WHAT IS NEEDED -
Can the data below be echoed back word for word?

SOURCE RECORDS -

________________________________________

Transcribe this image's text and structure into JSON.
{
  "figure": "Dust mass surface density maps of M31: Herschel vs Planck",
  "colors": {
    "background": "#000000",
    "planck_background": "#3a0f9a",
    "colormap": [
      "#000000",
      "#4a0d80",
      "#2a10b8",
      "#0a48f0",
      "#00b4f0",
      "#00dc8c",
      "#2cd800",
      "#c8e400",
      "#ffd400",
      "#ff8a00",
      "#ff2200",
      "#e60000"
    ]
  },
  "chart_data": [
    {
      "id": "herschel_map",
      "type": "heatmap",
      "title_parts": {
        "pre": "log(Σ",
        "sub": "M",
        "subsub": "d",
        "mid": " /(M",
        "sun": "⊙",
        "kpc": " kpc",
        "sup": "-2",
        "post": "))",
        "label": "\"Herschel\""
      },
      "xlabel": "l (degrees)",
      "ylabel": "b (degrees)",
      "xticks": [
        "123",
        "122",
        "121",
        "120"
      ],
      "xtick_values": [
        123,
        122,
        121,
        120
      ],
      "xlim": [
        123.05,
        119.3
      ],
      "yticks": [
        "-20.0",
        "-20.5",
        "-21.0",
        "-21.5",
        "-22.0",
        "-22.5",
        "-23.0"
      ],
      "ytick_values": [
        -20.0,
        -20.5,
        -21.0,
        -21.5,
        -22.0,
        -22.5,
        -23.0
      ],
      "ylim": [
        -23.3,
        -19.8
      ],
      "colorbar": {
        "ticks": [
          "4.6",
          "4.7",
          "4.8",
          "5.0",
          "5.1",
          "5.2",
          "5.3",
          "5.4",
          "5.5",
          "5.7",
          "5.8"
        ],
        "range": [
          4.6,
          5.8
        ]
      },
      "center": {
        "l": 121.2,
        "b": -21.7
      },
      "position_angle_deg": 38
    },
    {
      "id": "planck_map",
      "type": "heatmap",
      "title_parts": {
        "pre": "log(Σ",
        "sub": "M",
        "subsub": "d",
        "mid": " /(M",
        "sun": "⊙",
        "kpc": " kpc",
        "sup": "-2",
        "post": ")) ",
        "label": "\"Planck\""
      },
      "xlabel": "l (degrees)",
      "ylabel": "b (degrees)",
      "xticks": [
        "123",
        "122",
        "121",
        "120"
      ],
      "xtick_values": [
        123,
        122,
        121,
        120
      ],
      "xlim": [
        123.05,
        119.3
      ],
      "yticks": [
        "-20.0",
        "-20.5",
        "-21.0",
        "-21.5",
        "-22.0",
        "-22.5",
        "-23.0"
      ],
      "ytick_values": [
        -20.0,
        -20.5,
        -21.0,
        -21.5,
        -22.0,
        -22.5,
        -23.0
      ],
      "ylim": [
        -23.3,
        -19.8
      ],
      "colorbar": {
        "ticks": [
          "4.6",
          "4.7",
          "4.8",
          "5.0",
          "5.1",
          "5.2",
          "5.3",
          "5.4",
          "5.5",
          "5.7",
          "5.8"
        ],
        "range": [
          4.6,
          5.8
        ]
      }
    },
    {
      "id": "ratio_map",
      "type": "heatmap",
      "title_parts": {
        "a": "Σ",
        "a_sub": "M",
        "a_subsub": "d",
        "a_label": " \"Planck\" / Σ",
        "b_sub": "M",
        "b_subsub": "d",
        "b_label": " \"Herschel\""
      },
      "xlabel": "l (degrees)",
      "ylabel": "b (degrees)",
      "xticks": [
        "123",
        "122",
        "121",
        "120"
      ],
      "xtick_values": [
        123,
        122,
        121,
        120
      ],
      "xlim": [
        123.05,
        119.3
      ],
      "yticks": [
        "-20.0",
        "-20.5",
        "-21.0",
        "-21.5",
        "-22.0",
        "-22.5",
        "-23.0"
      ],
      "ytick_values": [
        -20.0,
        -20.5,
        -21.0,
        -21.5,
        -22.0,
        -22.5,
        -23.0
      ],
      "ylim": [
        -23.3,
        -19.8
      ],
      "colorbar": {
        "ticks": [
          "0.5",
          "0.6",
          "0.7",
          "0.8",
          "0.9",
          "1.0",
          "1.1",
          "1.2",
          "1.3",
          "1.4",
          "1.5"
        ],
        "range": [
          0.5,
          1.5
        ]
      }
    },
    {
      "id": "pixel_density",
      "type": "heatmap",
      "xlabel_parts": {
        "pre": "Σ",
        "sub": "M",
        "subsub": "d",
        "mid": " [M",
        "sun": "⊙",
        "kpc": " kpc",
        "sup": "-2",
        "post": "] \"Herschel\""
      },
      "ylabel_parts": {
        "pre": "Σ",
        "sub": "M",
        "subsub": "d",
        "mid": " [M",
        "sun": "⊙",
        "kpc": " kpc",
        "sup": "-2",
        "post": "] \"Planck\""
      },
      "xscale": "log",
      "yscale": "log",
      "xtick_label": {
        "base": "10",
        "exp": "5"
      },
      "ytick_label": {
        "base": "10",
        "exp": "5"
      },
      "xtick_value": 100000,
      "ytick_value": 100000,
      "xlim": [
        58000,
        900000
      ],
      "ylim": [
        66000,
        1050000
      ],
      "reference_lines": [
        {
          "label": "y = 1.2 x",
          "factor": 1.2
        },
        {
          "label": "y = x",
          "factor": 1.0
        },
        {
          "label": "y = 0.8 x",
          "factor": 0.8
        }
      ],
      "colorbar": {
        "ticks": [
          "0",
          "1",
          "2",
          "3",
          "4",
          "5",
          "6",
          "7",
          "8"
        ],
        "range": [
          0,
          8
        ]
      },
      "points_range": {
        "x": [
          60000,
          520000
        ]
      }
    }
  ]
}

________________________________________

TASK ANSWER -
Transcribe this image's text and structure into JSON.
{
  "figure": "Dust mass surface density maps of M31: Herschel vs Planck",
  "colors": {
    "background": "#000000",
    "planck_background": "#3a0f9a",
    "colormap": [
      "#000000",
      "#4a0d80",
      "#2a10b8",
      "#0a48f0",
      "#00b4f0",
      "#00dc8c",
      "#2cd800",
      "#c8e400",
      "#ffd400",
      "#ff8a00",
      "#ff2200",
      "#e60000"
    ]
  },
  "chart_data": [
    {
      "id": "herschel_map",
      "type": "heatmap",
      "title_parts": {
        "pre": "log(Σ",
        "sub": "M",
        "subsub": "d",
        "mid": " /(M",
        "sun": "⊙",
        "kpc": " kpc",
        "sup": "-2",
        "post": "))",
        "label": "\"Herschel\""
      },
      "xlabel": "l (degrees)",
      "ylabel": "b (degrees)",
      "xticks": [
        "123",
        "122",
        "121",
        "120"
      ],
      "xtick_values": [
        123,
        122,
        121,
        120
      ],
      "xlim": [
        123.05,
        119.3
      ],
      "yticks": [
        "-20.0",
        "-20.5",
        "-21.0",
        "-21.5",
        "-22.0",
        "-22.5",
        "-23.0"
      ],
      "ytick_values": [
        -20.0,
        -20.5,
        -21.0,
        -21.5,
        -22.0,
        -22.5,
        -23.0
      ],
      "ylim": [
        -23.3,
        -19.8
      ],
      "colorbar": {
        "ticks": [
          "4.6",
          "4.7",
          "4.8",
          "5.0",
          "5.1",
          "5.2",
          "5.3",
          "5.4",
          "5.5",
          "5.7",
          "5.8"
        ],
        "range": [
          4.6,
          5.8
        ]
      },
      "center": {
        "l": 121.2,
        "b": -21.7
      },
      "position_angle_deg": 38
    },
    {
      "id": "planck_map",
      "type": "heatmap",
      "title_parts": {
        "pre": "log(Σ",
        "sub": "M",
        "subsub": "d",
        "mid": " /(M",
        "sun": "⊙",
        "kpc": " kpc",
        "sup": "-2",
        "post": ")) ",
        "label": "\"Planck\""
      },
      "xlabel": "l (degrees)",
      "ylabel": "b (degrees)",
      "xticks": [
        "123",
        "122",
        "121",
        "120"
      ],
      "xtick_values": [
        123,
        122,
        121,
        120
      ],
      "xlim": [
        123.05,
        119.3
      ],
      "yticks": [
        "-20.0",
        "-20.5",
        "-21.0",
        "-21.5",
        "-22.0",
        "-22.5",
        "-23.0"
      ],
      "ytick_values": [
        -20.0,
        -20.5,
        -21.0,
        -21.5,
        -22.0,
        -22.5,
        -23.0
      ],
      "ylim": [
        -23.3,
        -19.8
      ],
      "colorbar": {
        "ticks": [
          "4.6",
          "4.7",
          "4.8",
          "5.0",
          "5.1",
          "5.2",
          "5.3",
          "5.4",
          "5.5",
          "5.7",
          "5.8"
        ],
        "range": [
          4.6,
          5.8
        ]
      }
    },
    {
      "id": "ratio_map",
      "type": "heatmap",
      "title_parts": {
        "a": "Σ",
        "a_sub": "M",
        "a_subsub": "d",
        "a_label": " \"Planck\" / Σ",
        "b_sub": "M",
        "b_subsub": "d",
        "b_label": " \"Herschel\""
      },
      "xlabel": "l (degrees)",
      "ylabel": "b (degrees)",
      "xticks": [
        "123",
        "122",
        "121",
        "120"
      ],
      "xtick_values": [
        123,
        122,
        121,
        120
      ],
      "xlim": [
        123.05,
        119.3
      ],
      "yticks": [
        "-20.0",
        "-20.5",
        "-21.0",
        "-21.5",
        "-22.0",
        "-22.5",
        "-23.0"
      ],
      "ytick_values": [
        -20.0,
        -20.5,
        -21.0,
        -21.5,
        -22.0,
        -22.5,
        -23.0
      ],
      "ylim": [
        -23.3,
        -19.8
      ],
      "colorbar": {
        "ticks": [
          "0.5",
          "0.6",
          "0.7",
          "0.8",
          "0.9",
          "1.0",
          "1.1",
          "1.2",
          "1.3",
          "1.4",
          "1.5"
        ],
        "range": [
          0.5,
          1.5
        ]
      }
    },
    {
      "id": "pixel_density",
      "type": "heatmap",
      "xlabel_parts": {
        "pre": "Σ",
        "sub": "M",
        "subsub": "d",
        "mid": " [M",
        "sun": "⊙",
        "kpc": " kpc",
        "sup": "-2",
        "post": "] \"Herschel\""
      },
      "ylabel_parts": {
        "pre": "Σ",
        "sub": "M",
        "subsub": "d",
        "mid": " [M",
        "sun": "⊙",
        "kpc": " kpc",
        "sup": "-2",
        "post": "] \"Planck\""
      },
      "xscale": "log",
      "yscale": "log",
      "xtick_label": {
        "base": "10",
        "exp": "5"
      },
      "ytick_label": {
        "base": "10",
        "exp": "5"
      },
      "xtick_value": 100000,
      "ytick_value": 100000,
      "xlim": [
        58000,
        900000
      ],
      "ylim": [
        66000,
        1050000
      ],
      "reference_lines": [
        {
          "label": "y = 1.2 x",
          "factor": 1.2
        },
        {
          "label": "y = x",
          "factor": 1.0
        },
        {
          "label": "y = 0.8 x",
          "factor": 0.8
        }
      ],
      "colorbar": {
        "ticks": [
          "0",
          "1",
          "2",
          "3",
          "4",
          "5",
          "6",
          "7",
          "8"
        ],
        "range": [
          0,
          8
        ]
      },
      "points_range": {
        "x": [
          60000,
          520000
        ]
      }
    }
  ]
}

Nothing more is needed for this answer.